→ **Brief**
Retype all of the data. Every line must match exactly.

## Begin Material for this task

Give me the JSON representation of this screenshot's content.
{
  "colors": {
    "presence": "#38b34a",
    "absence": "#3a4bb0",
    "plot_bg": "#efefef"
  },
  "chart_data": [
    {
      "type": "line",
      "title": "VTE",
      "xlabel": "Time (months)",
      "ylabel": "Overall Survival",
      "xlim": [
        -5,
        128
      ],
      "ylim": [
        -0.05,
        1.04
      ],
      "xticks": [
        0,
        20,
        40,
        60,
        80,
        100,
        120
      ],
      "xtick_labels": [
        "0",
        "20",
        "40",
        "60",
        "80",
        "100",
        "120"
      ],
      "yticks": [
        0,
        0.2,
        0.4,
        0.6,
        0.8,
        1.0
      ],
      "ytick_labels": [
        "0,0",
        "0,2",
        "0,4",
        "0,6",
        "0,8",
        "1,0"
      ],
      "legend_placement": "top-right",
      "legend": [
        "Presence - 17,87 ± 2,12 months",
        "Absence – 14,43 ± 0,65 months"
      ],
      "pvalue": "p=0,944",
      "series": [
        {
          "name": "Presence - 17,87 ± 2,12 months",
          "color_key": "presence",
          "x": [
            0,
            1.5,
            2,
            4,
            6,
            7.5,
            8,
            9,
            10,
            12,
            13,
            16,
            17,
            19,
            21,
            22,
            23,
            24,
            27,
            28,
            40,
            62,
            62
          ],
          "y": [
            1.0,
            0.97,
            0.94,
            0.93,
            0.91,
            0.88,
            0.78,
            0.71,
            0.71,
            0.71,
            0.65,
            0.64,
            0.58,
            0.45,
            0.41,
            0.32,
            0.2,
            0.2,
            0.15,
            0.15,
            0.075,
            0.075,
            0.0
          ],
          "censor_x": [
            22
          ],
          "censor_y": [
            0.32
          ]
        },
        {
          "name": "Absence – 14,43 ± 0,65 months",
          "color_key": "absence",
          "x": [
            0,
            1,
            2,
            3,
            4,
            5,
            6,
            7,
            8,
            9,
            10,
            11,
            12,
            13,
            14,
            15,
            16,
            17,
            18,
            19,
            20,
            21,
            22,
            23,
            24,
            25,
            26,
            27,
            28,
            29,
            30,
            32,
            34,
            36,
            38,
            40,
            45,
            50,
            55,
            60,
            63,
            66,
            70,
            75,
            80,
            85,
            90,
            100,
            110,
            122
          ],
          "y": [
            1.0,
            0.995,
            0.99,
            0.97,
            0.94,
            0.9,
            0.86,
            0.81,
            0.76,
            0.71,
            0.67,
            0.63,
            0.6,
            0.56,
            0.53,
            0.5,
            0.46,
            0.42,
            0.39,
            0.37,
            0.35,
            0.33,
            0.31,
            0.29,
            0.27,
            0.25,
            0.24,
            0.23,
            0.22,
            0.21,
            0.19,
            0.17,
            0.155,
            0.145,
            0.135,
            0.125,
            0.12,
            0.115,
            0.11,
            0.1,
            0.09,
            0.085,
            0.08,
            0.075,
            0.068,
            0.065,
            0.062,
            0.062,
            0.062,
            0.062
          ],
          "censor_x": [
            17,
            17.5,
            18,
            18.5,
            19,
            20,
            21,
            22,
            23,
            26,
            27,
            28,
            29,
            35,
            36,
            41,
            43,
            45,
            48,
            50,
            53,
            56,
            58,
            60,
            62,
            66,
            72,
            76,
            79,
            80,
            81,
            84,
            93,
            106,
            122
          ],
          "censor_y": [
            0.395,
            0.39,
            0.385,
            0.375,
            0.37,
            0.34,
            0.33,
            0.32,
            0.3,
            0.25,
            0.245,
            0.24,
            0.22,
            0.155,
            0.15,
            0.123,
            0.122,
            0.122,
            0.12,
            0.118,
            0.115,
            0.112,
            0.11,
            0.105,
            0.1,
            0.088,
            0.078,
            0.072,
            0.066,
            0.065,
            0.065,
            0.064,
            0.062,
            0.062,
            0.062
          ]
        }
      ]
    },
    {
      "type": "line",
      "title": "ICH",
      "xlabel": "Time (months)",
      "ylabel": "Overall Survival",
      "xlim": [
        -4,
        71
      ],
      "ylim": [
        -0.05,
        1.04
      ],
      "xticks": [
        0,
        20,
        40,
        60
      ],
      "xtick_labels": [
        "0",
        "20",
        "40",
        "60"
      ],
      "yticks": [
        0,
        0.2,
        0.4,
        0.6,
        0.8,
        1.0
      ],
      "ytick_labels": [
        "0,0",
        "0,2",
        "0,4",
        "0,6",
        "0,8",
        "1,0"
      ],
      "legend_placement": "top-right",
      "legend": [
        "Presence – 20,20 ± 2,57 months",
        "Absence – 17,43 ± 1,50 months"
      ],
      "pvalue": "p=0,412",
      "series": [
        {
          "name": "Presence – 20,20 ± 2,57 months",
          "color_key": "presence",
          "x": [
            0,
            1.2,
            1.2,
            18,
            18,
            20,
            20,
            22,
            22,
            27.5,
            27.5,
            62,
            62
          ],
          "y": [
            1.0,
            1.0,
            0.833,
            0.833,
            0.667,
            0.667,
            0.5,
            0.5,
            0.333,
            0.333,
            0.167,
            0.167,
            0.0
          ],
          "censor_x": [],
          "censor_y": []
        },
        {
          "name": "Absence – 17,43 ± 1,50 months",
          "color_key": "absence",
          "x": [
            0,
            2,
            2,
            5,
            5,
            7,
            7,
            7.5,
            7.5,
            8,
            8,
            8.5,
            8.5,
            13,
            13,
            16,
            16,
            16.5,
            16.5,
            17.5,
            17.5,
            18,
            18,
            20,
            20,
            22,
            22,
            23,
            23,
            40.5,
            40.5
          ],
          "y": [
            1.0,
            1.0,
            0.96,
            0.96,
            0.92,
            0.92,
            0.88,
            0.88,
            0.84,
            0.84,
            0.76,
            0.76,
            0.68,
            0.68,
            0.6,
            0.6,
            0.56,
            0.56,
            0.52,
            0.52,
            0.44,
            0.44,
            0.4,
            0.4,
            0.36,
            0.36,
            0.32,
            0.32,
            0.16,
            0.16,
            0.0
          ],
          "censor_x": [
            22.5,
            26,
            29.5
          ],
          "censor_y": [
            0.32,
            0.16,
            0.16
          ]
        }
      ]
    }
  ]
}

## End Material for this task

→ **Answer to this exercise**
Give me the JSON representation of this screenshot's content.
{
  "colors": {
    "presence": "#38b34a",
    "absence": "#3a4bb0",
    "plot_bg": "#efefef"
  },
  "chart_data": [
    {
      "type": "line",
      "title": "VTE",
      "xlabel": "Time (months)",
      "ylabel": "Overall Survival",
      "xlim": [
        -5,
        128
      ],
      "ylim": [
        -0.05,
        1.04
      ],
      "xticks": [
        0,
        20,
        40,
        60,
        80,
        100,
        120
      ],
      "xtick_labels": [
        "0",
        "20",
        "40",
        "60",
        "80",
        "100",
        "120"
      ],
      "yticks": [
        0,
        0.2,
        0.4,
        0.6,
        0.8,
        1.0
      ],
      "ytick_labels": [
        "0,0",
        "0,2",
        "0,4",
        "0,6",
        "0,8",
        "1,0"
      ],
      "legend_placement": "top-right",
      "legend": [
        "Presence - 17,87 ± 2,12 months",
        "Absence – 14,43 ± 0,65 months"
      ],
      "pvalue": "p=0,944",
      "series": [
        {
          "name": "Presence - 17,87 ± 2,12 months",
          "color_key": "presence",
          "x": [
            0,
            1.5,
            2,
            4,
            6,
            7.5,
            8,
            9,
            10,
            12,
            13,
            16,
            17,
            19,
            21,
            22,
            23,
            24,
            27,
            28,
            40,
            62,
            62
          ],
          "y": [
            1.0,
            0.97,
            0.94,
            0.93,
            0.91,
            0.88,
            0.78,
            0.71,
            0.71,
            0.71,
            0.65,
            0.64,
            0.58,
            0.45,
            0.41,
            0.32,
            0.2,
            0.2,
            0.15,
            0.15,
            0.075,
            0.075,
            0.0
          ],
          "censor_x": [
            22
          ],
          "censor_y": [
            0.32
          ]
        },
        {
          "name": "Absence – 14,43 ± 0,65 months",
          "color_key": "absence",
          "x": [
            0,
            1,
            2,
            3,
            4,
            5,
            6,
            7,
            8,
            9,
            10,
            11,
            12,
            13,
            14,
            15,
            16,
            17,
            18,
            19,
            20,
            21,
            22,
            23,
            24,
            25,
            26,
            27,
            28,
            29,
            30,
            32,
            34,
            36,
            38,
            40,
            45,
            50,
            55,
            60,
            63,
            66,
            70,
            75,
            80,
            85,
            90,
            100,
            110,
            122
          ],
          "y": [
            1.0,
            0.995,
            0.99,
            0.97,
            0.94,
            0.9,
            0.86,
            0.81,
            0.76,
            0.71,
            0.67,
            0.63,
            0.6,
            0.56,
            0.53,
            0.5,
            0.46,
            0.42,
            0.39,
            0.37,
            0.35,
            0.33,
            0.31,
            0.29,
            0.27,
            0.25,
            0.24,
            0.23,
            0.22,
            0.21,
            0.19,
            0.17,
            0.155,
            0.145,
            0.135,
            0.125,
            0.12,
            0.115,
            0.11,
            0.1,
            0.09,
            0.085,
            0.08,
            0.075,
            0.068,
            0.065,
            0.062,
            0.062,
            0.062,
            0.062
          ],
          "censor_x": [
            17,
            17.5,
            18,
            18.5,
            19,
            20,
            21,
            22,
            23,
            26,
            27,
            28,
            29,
            35,
            36,
            41,
            43,
            45,
            48,
            50,
            53,
            56,
            58,
            60,
            62,
            66,
            72,
            76,
            79,
            80,
            81,
            84,
            93,
            106,
            122
          ],
          "censor_y": [
            0.395,
            0.39,
            0.385,
            0.375,
            0.37,
            0.34,
            0.33,
            0.32,
            0.3,
            0.25,
            0.245,
            0.24,
            0.22,
            0.155,
            0.15,
            0.123,
            0.122,
            0.122,
            0.12,
            0.118,
            0.115,
            0.112,
            0.11,
            0.105,
            0.1,
            0.088,
            0.078,
            0.072,
            0.066,
            0.065,
            0.065,
            0.064,
            0.062,
            0.062,
            0.062
          ]
        }
      ]
    },
    {
      "type": "line",
      "title": "ICH",
      "xlabel": "Time (months)",
      "ylabel": "Overall Survival",
      "xlim": [
        -4,
        71
      ],
      "ylim": [
        -0.05,
        1.04
      ],
      "xticks": [
        0,
        20,
        40,
        60
      ],
      "xtick_labels": [
        "0",
        "20",
        "40",
        "60"
      ],
      "yticks": [
        0,
        0.2,
        0.4,
        0.6,
        0.8,
        1.0
      ],
      "ytick_labels": [
        "0,0",
        "0,2",
        "0,4",
        "0,6",
        "0,8",
        "1,0"
      ],
      "legend_placement": "top-right",
      "legend": [
        "Presence – 20,20 ± 2,57 months",
        "Absence – 17,43 ± 1,50 months"
      ],
      "pvalue": "p=0,412",
      "series": [
        {
          "name": "Presence – 20,20 ± 2,57 months",
          "color_key": "presence",
          "x": [
            0,
            1.2,
            1.2,
            18,
            18,
            20,
            20,
            22,
            22,
            27.5,
            27.5,
            62,
            62
          ],
          "y": [
            1.0,
            1.0,
            0.833,
            0.833,
            0.667,
            0.667,
            0.5,
            0.5,
            0.333,
            0.333,
            0.167,
            0.167,
            0.0
          ],
          "censor_x": [],
          "censor_y": []
        },
        {
          "name": "Absence – 17,43 ± 1,50 months",
          "color_key": "absence",
          "x": [
            0,
            2,
            2,
            5,
            5,
            7,
            7,
            7.5,
            7.5,
            8,
            8,
            8.5,
            8.5,
            13,
            13,
            16,
            16,
            16.5,
            16.5,
            17.5,
            17.5,
            18,
            18,
            20,
            20,
            22,
            22,
            23,
            23,
            40.5,
            40.5
          ],
          "y": [
            1.0,
            1.0,
            0.96,
            0.96,
            0.92,
            0.92,
            0.88,
            0.88,
            0.84,
            0.84,
            0.76,
            0.76,
            0.68,
            0.68,
            0.6,
            0.6,
            0.56,
            0.56,
            0.52,
            0.52,
            0.44,
            0.44,
            0.4,
            0.4,
            0.36,
            0.36,
            0.32,
            0.32,
            0.16,
            0.16,
            0.0
          ],
          "censor_x": [
            22.5,
            26,
            29.5
          ],
          "censor_y": [
            0.32,
            0.16,
            0.16
          ]
        }
      ]
    }
  ]
}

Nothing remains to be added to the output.